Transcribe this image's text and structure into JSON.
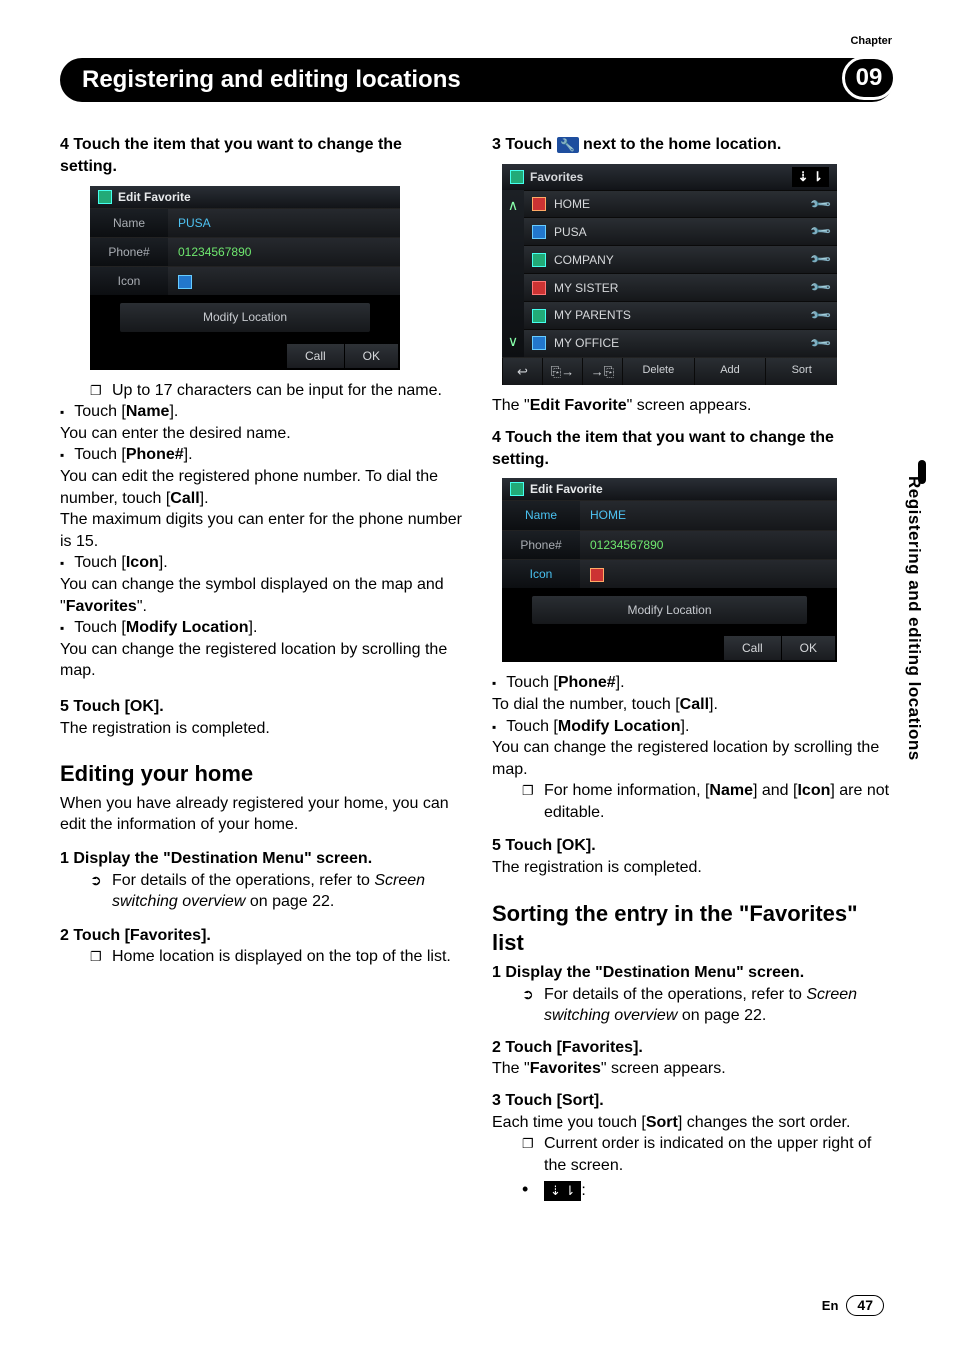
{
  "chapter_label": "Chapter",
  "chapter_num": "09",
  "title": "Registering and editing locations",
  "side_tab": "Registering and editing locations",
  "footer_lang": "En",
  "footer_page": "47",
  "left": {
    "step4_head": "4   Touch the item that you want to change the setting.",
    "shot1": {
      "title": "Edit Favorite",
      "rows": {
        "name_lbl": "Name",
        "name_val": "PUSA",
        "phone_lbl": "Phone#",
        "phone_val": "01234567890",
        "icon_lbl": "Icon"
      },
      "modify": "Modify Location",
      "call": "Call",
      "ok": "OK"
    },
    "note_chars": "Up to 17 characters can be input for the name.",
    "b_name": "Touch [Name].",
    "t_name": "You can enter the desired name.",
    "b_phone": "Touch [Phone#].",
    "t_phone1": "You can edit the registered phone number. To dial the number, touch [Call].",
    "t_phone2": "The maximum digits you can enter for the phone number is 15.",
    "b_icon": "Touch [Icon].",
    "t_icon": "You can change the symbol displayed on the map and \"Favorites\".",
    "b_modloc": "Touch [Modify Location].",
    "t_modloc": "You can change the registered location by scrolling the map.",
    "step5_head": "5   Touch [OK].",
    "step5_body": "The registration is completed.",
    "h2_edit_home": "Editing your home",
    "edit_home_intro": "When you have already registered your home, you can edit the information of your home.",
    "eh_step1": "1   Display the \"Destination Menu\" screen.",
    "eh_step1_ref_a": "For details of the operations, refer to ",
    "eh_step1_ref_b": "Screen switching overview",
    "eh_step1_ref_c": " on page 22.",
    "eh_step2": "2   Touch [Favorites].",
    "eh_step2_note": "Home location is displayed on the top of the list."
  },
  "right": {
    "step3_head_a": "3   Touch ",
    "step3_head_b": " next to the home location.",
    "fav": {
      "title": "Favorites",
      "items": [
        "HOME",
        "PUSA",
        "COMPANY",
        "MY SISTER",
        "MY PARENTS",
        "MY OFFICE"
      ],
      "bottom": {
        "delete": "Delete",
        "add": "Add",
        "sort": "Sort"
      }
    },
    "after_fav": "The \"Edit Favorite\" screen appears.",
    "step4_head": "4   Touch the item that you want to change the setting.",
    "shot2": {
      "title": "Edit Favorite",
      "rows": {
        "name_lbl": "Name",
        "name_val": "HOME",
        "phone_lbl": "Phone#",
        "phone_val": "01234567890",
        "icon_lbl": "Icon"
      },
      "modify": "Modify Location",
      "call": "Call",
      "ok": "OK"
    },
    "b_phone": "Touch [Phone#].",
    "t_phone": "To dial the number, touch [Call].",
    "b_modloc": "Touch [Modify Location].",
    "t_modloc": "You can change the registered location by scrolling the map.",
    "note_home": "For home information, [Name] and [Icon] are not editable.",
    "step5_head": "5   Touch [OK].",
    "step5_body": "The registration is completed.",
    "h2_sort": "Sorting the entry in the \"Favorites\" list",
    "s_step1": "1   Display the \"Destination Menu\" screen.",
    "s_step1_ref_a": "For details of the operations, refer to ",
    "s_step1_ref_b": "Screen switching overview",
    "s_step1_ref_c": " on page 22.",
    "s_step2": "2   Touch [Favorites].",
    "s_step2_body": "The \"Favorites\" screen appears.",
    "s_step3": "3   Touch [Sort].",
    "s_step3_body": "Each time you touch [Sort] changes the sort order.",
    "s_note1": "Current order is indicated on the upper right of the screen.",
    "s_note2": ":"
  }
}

+++

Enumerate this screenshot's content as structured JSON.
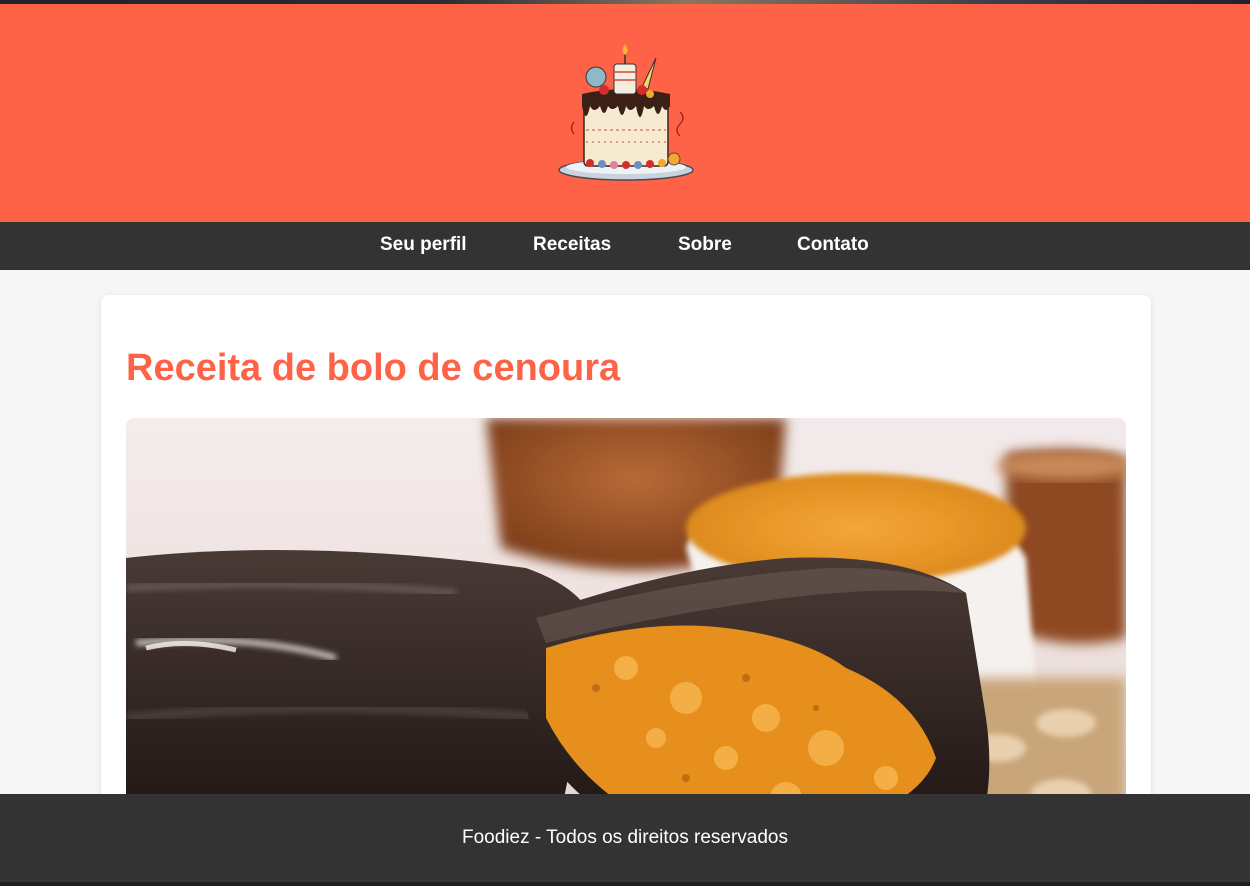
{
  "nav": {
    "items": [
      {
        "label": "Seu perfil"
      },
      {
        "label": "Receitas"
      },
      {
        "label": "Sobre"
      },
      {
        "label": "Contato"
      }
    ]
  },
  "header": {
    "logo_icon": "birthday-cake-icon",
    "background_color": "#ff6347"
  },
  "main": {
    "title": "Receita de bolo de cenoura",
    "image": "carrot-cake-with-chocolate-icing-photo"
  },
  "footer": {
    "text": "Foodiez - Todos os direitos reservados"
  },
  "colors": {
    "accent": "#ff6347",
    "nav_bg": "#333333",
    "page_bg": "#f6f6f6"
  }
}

+++

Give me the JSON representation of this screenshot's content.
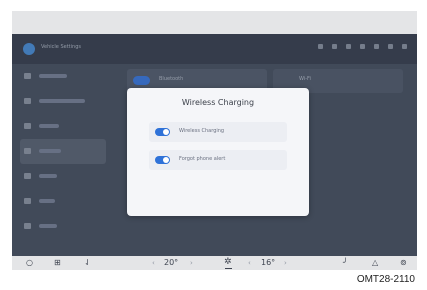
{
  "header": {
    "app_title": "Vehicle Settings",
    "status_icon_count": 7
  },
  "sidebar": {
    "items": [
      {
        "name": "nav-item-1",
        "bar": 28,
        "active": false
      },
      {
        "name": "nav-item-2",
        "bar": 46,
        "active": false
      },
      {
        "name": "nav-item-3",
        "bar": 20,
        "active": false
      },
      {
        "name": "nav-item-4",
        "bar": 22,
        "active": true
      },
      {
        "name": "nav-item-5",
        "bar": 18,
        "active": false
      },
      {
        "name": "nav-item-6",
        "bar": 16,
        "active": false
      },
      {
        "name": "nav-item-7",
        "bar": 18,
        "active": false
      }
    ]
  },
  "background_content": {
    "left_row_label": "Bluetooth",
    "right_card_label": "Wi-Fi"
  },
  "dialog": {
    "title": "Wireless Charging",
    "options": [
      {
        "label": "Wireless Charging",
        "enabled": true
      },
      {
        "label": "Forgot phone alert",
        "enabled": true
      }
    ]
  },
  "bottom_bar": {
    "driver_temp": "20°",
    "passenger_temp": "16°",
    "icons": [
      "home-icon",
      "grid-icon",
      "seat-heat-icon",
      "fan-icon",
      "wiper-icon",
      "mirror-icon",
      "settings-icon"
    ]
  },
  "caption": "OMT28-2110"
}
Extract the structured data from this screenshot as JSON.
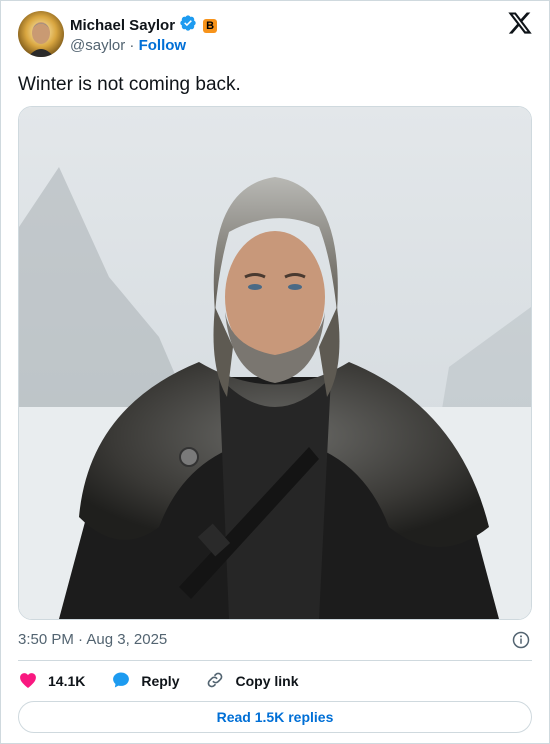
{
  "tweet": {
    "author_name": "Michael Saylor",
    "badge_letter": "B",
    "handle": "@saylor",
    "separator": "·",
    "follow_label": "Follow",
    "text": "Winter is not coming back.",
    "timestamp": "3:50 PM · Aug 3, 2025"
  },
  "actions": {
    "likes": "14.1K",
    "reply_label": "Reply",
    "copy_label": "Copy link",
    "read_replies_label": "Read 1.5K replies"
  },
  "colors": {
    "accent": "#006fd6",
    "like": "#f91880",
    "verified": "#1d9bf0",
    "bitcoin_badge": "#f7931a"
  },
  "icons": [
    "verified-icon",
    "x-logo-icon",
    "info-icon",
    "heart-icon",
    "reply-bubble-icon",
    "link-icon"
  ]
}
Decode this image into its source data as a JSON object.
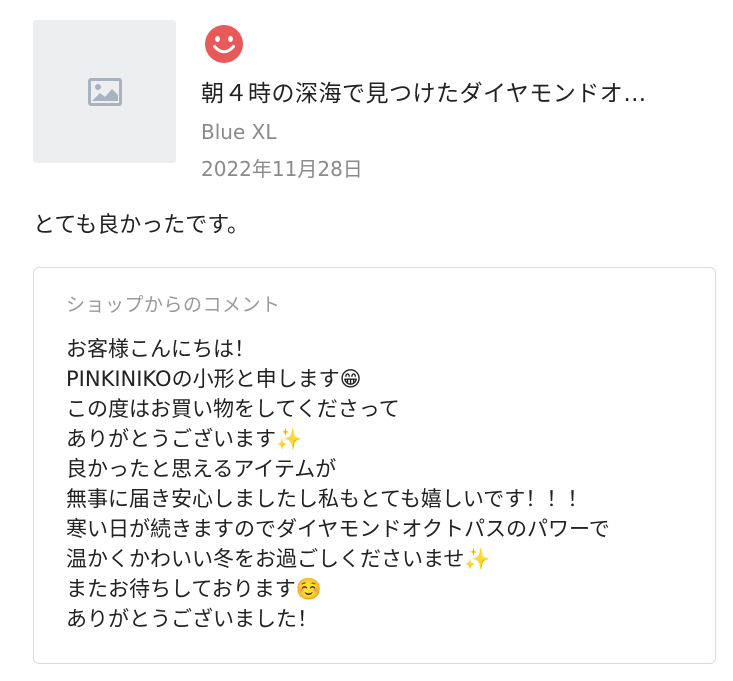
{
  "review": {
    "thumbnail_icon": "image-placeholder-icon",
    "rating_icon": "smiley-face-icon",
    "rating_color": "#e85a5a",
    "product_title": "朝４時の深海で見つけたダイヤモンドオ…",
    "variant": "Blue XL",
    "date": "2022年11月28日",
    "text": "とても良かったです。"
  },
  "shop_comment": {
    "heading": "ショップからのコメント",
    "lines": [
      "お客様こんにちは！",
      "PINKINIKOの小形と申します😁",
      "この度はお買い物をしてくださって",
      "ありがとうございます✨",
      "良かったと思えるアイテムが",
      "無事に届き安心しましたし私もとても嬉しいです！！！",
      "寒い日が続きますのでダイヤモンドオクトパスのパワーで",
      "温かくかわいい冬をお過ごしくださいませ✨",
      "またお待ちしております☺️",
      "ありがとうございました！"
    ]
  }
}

+++

How many lines in the listing contain "details"? Answer with the number alone.

2